* BEGIN AVAILABLE DATA *

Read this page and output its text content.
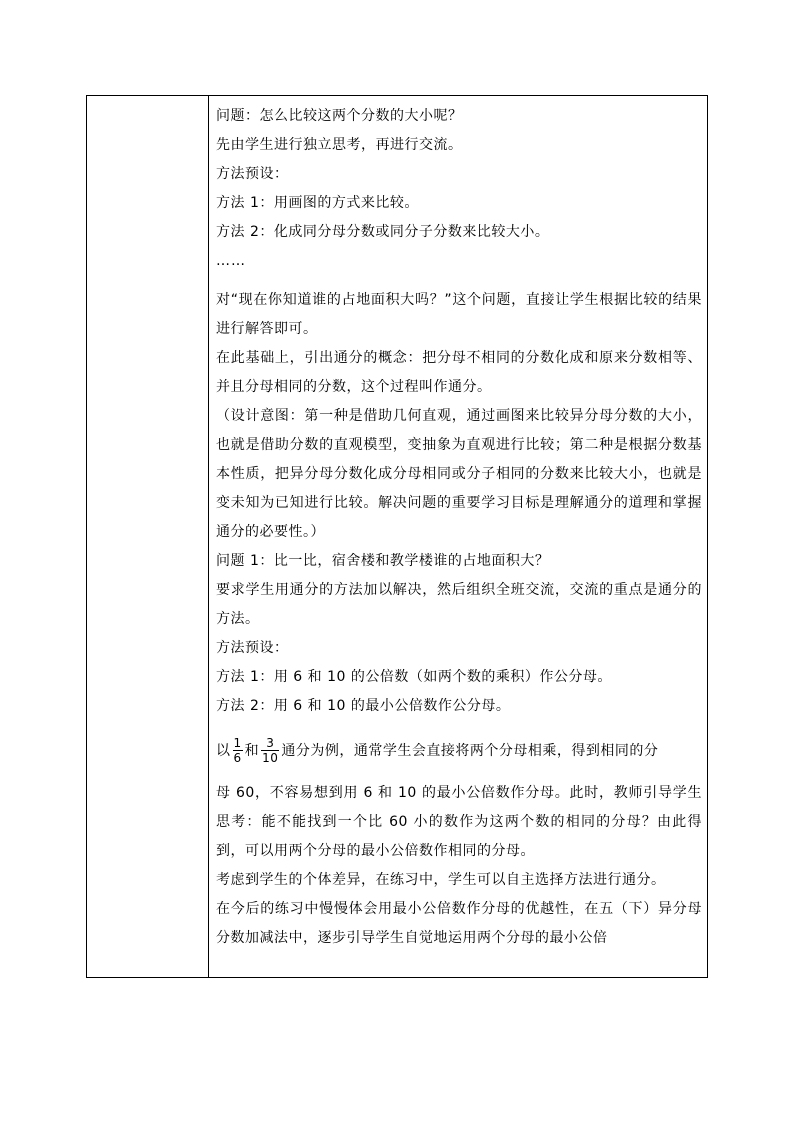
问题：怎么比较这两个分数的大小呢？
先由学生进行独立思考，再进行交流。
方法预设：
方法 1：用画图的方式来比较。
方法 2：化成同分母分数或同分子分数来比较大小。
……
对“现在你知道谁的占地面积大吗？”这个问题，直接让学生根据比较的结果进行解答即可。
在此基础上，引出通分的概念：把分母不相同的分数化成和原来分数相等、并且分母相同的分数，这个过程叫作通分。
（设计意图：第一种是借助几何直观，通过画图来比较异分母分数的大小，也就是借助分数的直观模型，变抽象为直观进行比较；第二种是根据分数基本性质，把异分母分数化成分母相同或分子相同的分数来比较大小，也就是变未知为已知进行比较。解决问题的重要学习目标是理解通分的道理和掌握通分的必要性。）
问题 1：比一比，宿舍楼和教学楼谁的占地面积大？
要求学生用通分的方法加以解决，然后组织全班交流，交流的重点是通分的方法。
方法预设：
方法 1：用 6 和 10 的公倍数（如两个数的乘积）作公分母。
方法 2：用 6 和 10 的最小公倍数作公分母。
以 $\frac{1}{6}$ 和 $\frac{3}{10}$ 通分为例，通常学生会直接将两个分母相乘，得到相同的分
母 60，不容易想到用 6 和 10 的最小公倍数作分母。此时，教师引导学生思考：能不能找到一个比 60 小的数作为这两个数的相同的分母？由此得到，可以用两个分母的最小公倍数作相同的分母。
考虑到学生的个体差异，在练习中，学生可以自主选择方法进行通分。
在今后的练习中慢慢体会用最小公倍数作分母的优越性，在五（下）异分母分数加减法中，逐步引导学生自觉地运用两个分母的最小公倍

* END AVAILABLE DATA *
* BEGIN AVAILABLE DATA *

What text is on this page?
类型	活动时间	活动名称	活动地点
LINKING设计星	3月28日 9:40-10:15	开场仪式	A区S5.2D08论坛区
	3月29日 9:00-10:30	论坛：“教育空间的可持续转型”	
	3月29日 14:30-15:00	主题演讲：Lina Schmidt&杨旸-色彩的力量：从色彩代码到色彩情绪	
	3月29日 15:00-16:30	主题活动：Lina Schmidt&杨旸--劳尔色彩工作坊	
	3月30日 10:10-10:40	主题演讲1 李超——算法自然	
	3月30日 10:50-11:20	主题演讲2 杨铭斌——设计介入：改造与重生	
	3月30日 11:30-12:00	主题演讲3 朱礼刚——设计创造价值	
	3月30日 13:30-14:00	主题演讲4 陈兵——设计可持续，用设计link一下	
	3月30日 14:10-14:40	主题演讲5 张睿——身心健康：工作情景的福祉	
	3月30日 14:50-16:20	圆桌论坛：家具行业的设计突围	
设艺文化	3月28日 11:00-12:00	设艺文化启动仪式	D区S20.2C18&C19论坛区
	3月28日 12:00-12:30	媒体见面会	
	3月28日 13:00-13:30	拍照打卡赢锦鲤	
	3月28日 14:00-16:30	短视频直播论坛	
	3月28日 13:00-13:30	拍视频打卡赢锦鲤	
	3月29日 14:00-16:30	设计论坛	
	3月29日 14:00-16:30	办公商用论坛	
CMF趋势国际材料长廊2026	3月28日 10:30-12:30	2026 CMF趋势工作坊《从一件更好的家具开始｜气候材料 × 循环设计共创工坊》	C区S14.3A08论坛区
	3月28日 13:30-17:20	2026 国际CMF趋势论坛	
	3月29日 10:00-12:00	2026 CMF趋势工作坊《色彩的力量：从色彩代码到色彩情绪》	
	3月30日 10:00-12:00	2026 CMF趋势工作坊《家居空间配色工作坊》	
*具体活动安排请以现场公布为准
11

* END AVAILABLE DATA *
* BEGIN AVAILABLE DATA *

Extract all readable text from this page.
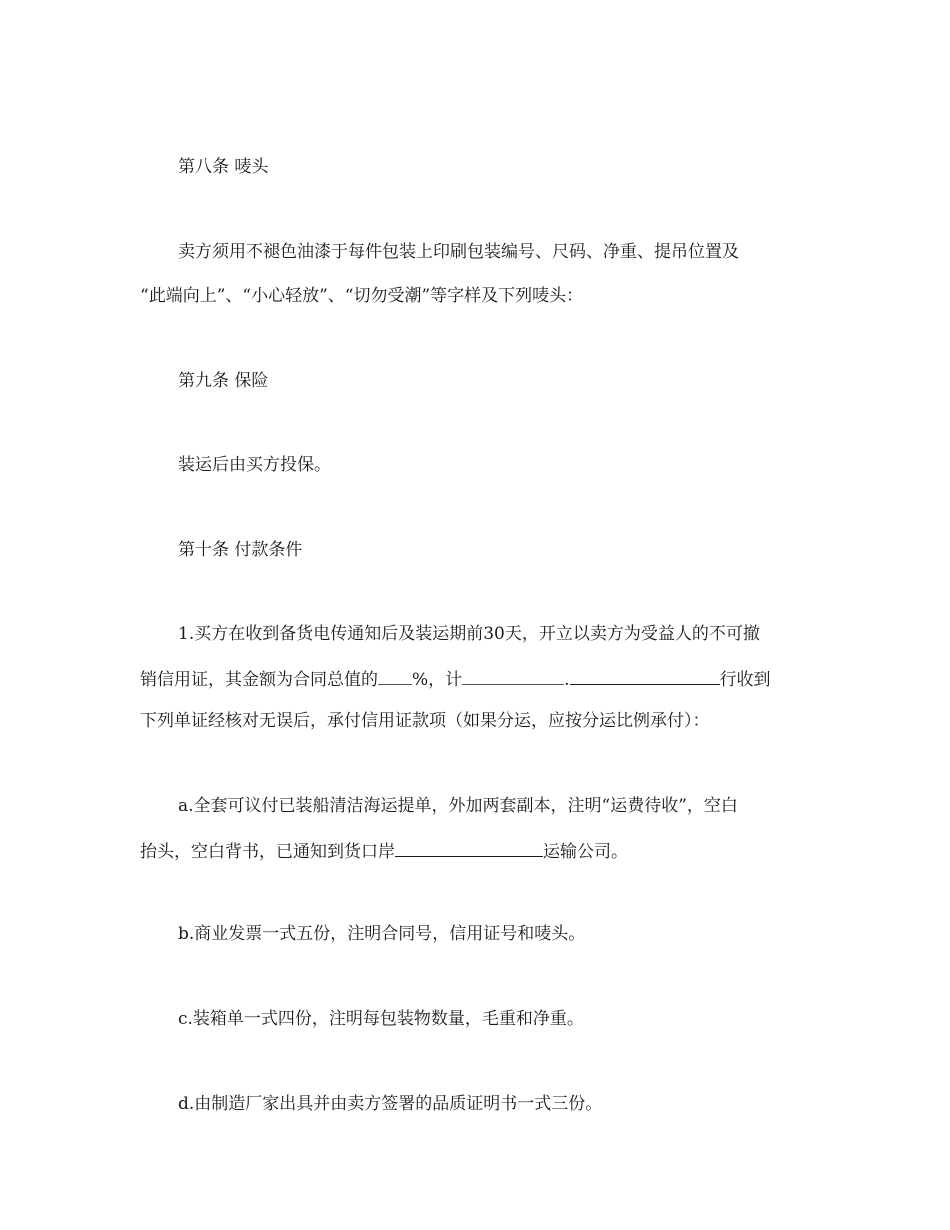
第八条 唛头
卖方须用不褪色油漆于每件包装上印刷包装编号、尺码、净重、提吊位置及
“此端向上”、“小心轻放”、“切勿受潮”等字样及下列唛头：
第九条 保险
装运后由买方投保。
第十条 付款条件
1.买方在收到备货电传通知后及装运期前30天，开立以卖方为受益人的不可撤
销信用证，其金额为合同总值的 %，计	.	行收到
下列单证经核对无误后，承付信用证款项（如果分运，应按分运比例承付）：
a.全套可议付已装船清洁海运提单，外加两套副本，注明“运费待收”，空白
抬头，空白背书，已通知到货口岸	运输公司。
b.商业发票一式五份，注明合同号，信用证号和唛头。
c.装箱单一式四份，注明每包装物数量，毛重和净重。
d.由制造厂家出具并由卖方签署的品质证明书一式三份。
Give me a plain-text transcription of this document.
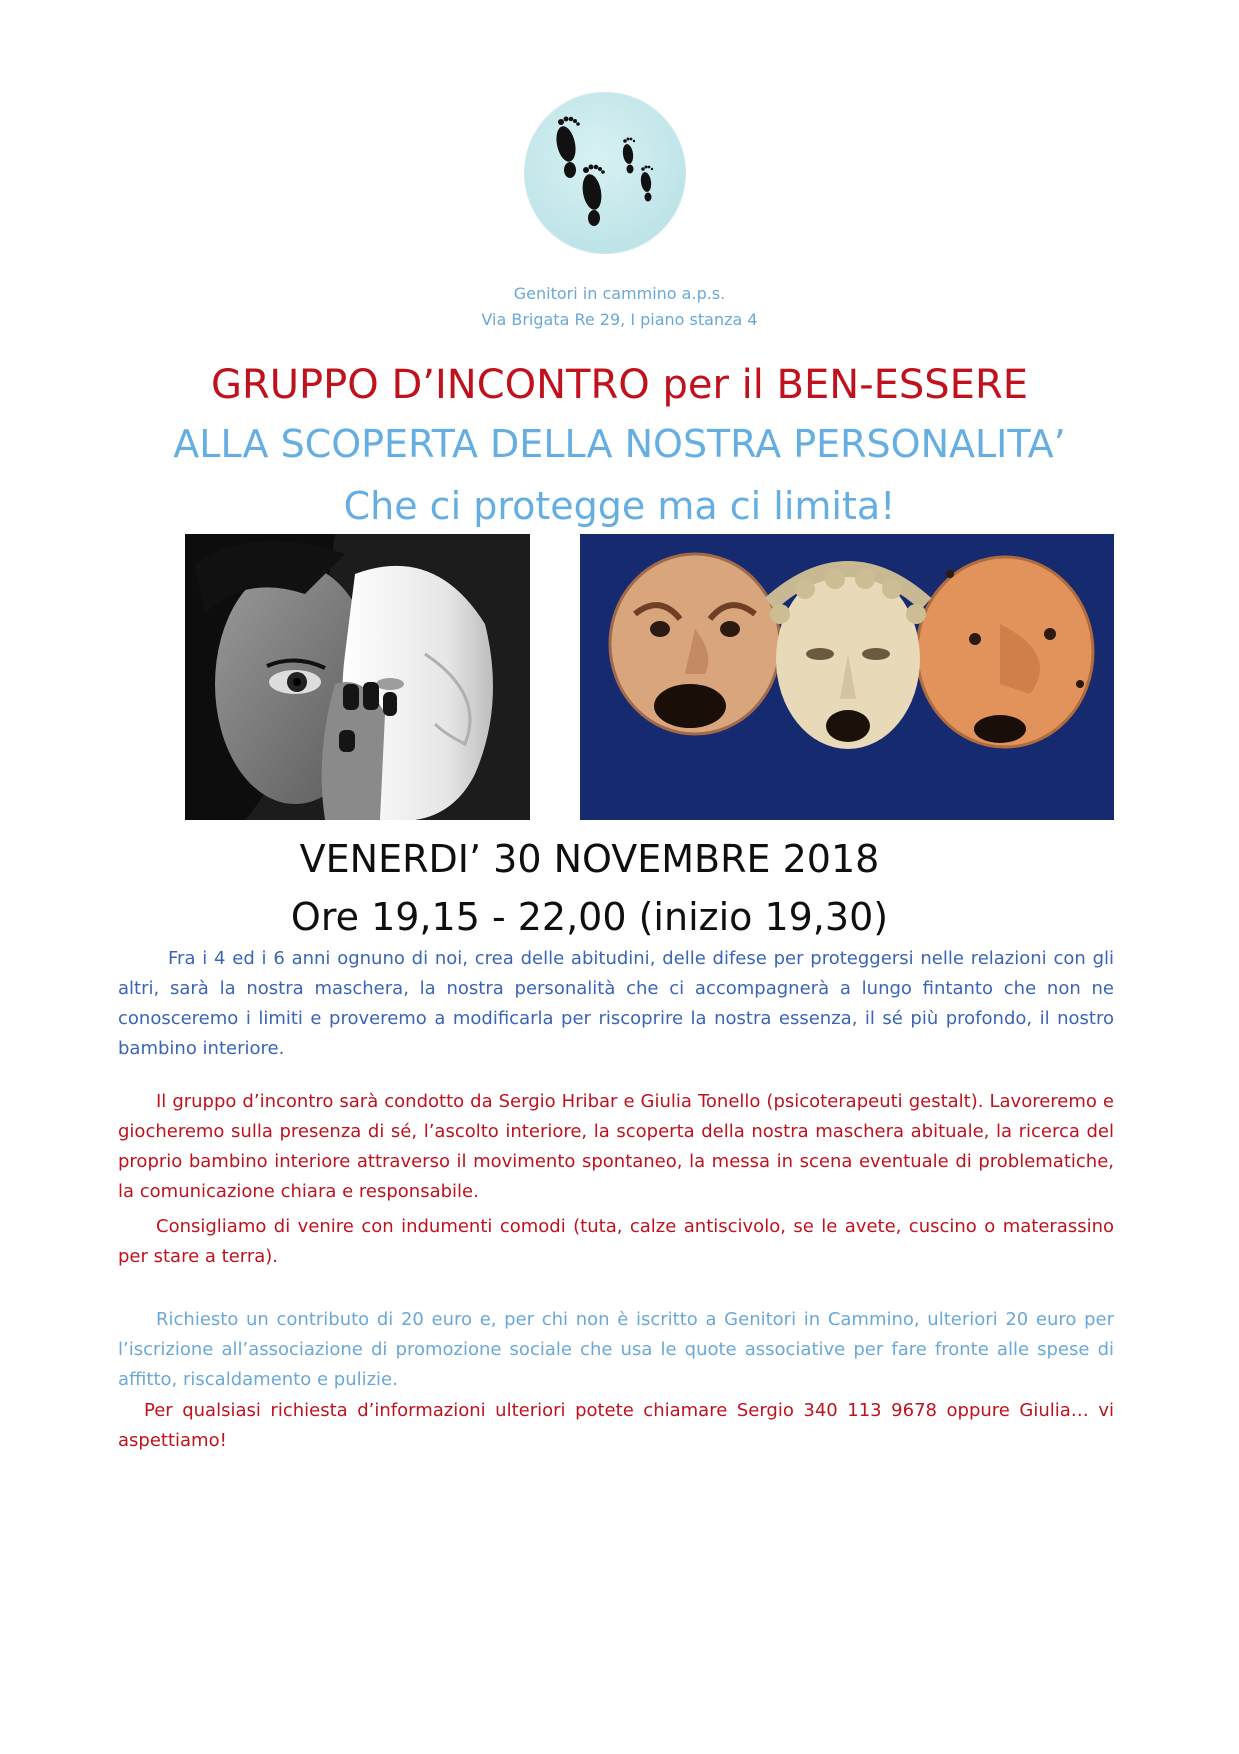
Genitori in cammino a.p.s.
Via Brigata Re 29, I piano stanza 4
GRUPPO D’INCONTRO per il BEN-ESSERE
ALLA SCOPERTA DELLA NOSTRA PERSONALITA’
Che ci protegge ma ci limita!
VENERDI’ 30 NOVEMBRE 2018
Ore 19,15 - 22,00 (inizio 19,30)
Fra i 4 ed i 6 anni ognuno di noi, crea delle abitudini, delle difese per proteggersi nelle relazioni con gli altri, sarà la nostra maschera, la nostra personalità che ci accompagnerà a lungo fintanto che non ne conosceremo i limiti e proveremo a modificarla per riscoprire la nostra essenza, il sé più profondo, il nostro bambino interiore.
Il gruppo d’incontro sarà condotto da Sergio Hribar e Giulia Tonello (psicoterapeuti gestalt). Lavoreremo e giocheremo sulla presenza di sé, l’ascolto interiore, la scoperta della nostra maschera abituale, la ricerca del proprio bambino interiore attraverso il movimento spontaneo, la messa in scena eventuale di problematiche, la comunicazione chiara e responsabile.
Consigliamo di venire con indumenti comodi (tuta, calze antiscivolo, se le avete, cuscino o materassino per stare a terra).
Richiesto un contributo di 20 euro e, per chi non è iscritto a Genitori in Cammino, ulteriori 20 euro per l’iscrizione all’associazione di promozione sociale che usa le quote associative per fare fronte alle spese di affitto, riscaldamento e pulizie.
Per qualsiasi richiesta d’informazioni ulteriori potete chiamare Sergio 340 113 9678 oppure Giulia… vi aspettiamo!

* END AVAILABLE DATA *

◆ YOUR OBJECTIVE:
Gather and return every line that holds the string "sarà".

◆ WRITTEN ANSWER:
Fra i 4 ed i 6 anni ognuno di noi, crea delle abitudini, delle difese per proteggersi nelle relazioni con gli altri, sarà la nostra maschera, la nostra personalità che ci accompagnerà a lungo fintanto che non ne conosceremo i limiti e proveremo a modificarla per riscoprire la nostra essenza, il sé più profondo, il nostro bambino interiore.
Il gruppo d’incontro sarà condotto da Sergio Hribar e Giulia Tonello (psicoterapeuti gestalt). Lavoreremo e giocheremo sulla presenza di sé, l’ascolto interiore, la scoperta della nostra maschera abituale, la ricerca del proprio bambino interiore attraverso il movimento spontaneo, la messa in scena eventuale di problematiche, la comunicazione chiara e responsabile.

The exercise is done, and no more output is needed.